* **Given exercise**
Output the full listing below exactly as it reads, and skip anything that is a picture.

* **Records provided**
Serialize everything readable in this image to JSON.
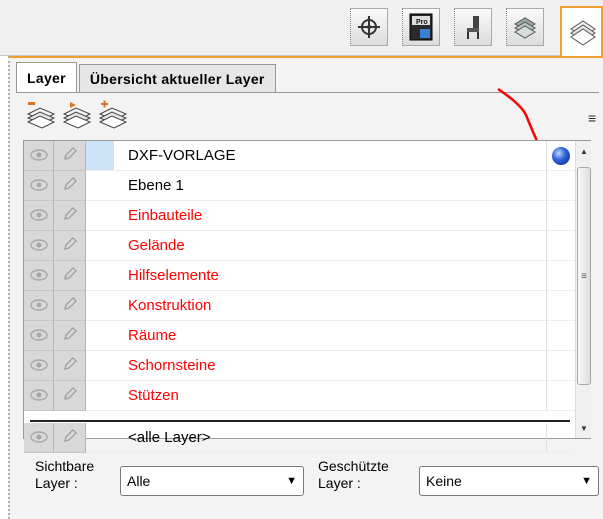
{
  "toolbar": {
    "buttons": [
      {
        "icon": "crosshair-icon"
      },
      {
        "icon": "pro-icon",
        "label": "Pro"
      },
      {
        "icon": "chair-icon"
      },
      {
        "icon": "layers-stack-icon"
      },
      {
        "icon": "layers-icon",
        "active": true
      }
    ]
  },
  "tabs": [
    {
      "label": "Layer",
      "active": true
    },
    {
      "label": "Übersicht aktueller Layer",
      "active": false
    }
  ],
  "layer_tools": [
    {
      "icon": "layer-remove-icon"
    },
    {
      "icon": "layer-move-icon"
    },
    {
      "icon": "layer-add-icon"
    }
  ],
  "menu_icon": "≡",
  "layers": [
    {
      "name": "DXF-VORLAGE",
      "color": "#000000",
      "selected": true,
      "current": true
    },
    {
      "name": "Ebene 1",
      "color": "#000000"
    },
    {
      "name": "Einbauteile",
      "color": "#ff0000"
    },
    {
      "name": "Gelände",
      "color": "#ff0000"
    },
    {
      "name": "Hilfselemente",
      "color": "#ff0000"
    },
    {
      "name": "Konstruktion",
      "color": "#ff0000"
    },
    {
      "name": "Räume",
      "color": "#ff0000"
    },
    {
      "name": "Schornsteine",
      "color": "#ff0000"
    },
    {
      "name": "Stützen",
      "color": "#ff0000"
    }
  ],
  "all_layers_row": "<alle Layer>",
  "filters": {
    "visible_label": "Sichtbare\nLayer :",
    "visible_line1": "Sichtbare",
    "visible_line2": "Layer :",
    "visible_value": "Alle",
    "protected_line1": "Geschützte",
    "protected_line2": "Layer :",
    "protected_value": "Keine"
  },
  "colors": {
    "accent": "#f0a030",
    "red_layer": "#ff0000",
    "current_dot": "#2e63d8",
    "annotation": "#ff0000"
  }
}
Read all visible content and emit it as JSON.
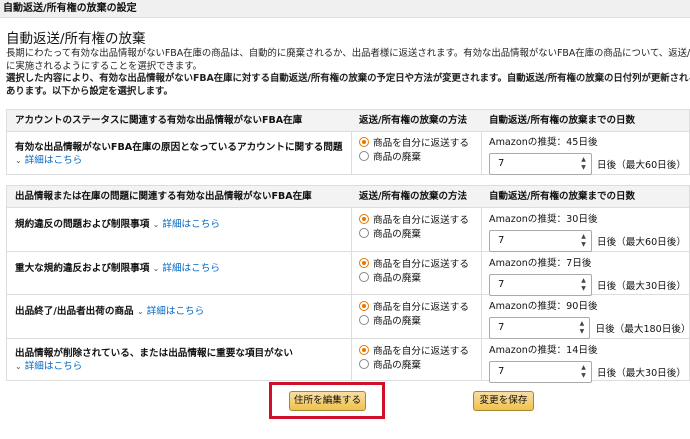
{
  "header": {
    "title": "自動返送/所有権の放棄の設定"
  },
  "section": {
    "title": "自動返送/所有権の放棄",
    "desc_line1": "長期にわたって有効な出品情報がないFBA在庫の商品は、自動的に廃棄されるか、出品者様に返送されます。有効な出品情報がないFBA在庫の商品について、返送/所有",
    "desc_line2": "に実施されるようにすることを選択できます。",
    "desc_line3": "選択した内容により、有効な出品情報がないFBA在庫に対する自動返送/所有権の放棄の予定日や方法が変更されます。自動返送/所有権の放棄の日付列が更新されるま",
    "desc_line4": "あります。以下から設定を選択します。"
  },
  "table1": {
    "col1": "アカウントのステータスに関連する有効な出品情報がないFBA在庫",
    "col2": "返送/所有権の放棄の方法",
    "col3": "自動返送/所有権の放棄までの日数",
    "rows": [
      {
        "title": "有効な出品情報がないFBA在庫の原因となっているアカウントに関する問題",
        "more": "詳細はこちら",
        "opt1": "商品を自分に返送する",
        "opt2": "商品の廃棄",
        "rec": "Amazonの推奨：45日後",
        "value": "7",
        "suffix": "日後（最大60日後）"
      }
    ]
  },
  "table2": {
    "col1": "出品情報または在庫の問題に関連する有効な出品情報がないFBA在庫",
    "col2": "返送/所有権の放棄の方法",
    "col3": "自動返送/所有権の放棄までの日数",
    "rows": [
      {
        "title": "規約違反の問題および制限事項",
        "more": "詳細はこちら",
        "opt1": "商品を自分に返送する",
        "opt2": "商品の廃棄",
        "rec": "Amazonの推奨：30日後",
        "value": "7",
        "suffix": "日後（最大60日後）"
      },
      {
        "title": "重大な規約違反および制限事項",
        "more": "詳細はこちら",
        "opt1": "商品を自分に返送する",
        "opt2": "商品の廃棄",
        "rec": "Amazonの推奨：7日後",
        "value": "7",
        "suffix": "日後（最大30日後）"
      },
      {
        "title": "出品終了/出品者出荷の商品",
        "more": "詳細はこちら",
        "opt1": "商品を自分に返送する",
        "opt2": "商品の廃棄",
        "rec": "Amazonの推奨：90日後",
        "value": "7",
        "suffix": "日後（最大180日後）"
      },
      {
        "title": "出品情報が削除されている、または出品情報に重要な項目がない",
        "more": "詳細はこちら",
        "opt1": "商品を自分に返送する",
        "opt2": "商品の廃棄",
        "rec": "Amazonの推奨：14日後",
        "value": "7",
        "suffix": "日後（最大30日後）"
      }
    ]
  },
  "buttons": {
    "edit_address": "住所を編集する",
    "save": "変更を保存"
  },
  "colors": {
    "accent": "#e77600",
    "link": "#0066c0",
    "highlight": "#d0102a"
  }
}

* **Task answer**
Serialize everything readable in this image to JSON.
{
  "toolbar": {
    "buttons": [
      {
        "icon": "crosshair-icon"
      },
      {
        "icon": "pro-icon",
        "label": "Pro"
      },
      {
        "icon": "chair-icon"
      },
      {
        "icon": "layers-stack-icon"
      },
      {
        "icon": "layers-icon",
        "active": true
      }
    ]
  },
  "tabs": [
    {
      "label": "Layer",
      "active": true
    },
    {
      "label": "Übersicht aktueller Layer",
      "active": false
    }
  ],
  "layer_tools": [
    {
      "icon": "layer-remove-icon"
    },
    {
      "icon": "layer-move-icon"
    },
    {
      "icon": "layer-add-icon"
    }
  ],
  "menu_icon": "≡",
  "layers": [
    {
      "name": "DXF-VORLAGE",
      "color": "#000000",
      "selected": true,
      "current": true
    },
    {
      "name": "Ebene 1",
      "color": "#000000"
    },
    {
      "name": "Einbauteile",
      "color": "#ff0000"
    },
    {
      "name": "Gelände",
      "color": "#ff0000"
    },
    {
      "name": "Hilfselemente",
      "color": "#ff0000"
    },
    {
      "name": "Konstruktion",
      "color": "#ff0000"
    },
    {
      "name": "Räume",
      "color": "#ff0000"
    },
    {
      "name": "Schornsteine",
      "color": "#ff0000"
    },
    {
      "name": "Stützen",
      "color": "#ff0000"
    }
  ],
  "all_layers_row": "<alle Layer>",
  "filters": {
    "visible_label": "Sichtbare\nLayer :",
    "visible_line1": "Sichtbare",
    "visible_line2": "Layer :",
    "visible_value": "Alle",
    "protected_line1": "Geschützte",
    "protected_line2": "Layer :",
    "protected_value": "Keine"
  },
  "colors": {
    "accent": "#f0a030",
    "red_layer": "#ff0000",
    "current_dot": "#2e63d8",
    "annotation": "#ff0000"
  }
}
Read all visible content and emit it as JSON.
{
  "header": {
    "title": "自動返送/所有権の放棄の設定"
  },
  "section": {
    "title": "自動返送/所有権の放棄",
    "desc_line1": "長期にわたって有効な出品情報がないFBA在庫の商品は、自動的に廃棄されるか、出品者様に返送されます。有効な出品情報がないFBA在庫の商品について、返送/所有",
    "desc_line2": "に実施されるようにすることを選択できます。",
    "desc_line3": "選択した内容により、有効な出品情報がないFBA在庫に対する自動返送/所有権の放棄の予定日や方法が変更されます。自動返送/所有権の放棄の日付列が更新されるま",
    "desc_line4": "あります。以下から設定を選択します。"
  },
  "table1": {
    "col1": "アカウントのステータスに関連する有効な出品情報がないFBA在庫",
    "col2": "返送/所有権の放棄の方法",
    "col3": "自動返送/所有権の放棄までの日数",
    "rows": [
      {
        "title": "有効な出品情報がないFBA在庫の原因となっているアカウントに関する問題",
        "more": "詳細はこちら",
        "opt1": "商品を自分に返送する",
        "opt2": "商品の廃棄",
        "rec": "Amazonの推奨：45日後",
        "value": "7",
        "suffix": "日後（最大60日後）"
      }
    ]
  },
  "table2": {
    "col1": "出品情報または在庫の問題に関連する有効な出品情報がないFBA在庫",
    "col2": "返送/所有権の放棄の方法",
    "col3": "自動返送/所有権の放棄までの日数",
    "rows": [
      {
        "title": "規約違反の問題および制限事項",
        "more": "詳細はこちら",
        "opt1": "商品を自分に返送する",
        "opt2": "商品の廃棄",
        "rec": "Amazonの推奨：30日後",
        "value": "7",
        "suffix": "日後（最大60日後）"
      },
      {
        "title": "重大な規約違反および制限事項",
        "more": "詳細はこちら",
        "opt1": "商品を自分に返送する",
        "opt2": "商品の廃棄",
        "rec": "Amazonの推奨：7日後",
        "value": "7",
        "suffix": "日後（最大30日後）"
      },
      {
        "title": "出品終了/出品者出荷の商品",
        "more": "詳細はこちら",
        "opt1": "商品を自分に返送する",
        "opt2": "商品の廃棄",
        "rec": "Amazonの推奨：90日後",
        "value": "7",
        "suffix": "日後（最大180日後）"
      },
      {
        "title": "出品情報が削除されている、または出品情報に重要な項目がない",
        "more": "詳細はこちら",
        "opt1": "商品を自分に返送する",
        "opt2": "商品の廃棄",
        "rec": "Amazonの推奨：14日後",
        "value": "7",
        "suffix": "日後（最大30日後）"
      }
    ]
  },
  "buttons": {
    "edit_address": "住所を編集する",
    "save": "変更を保存"
  },
  "colors": {
    "accent": "#e77600",
    "link": "#0066c0",
    "highlight": "#d0102a"
  }
}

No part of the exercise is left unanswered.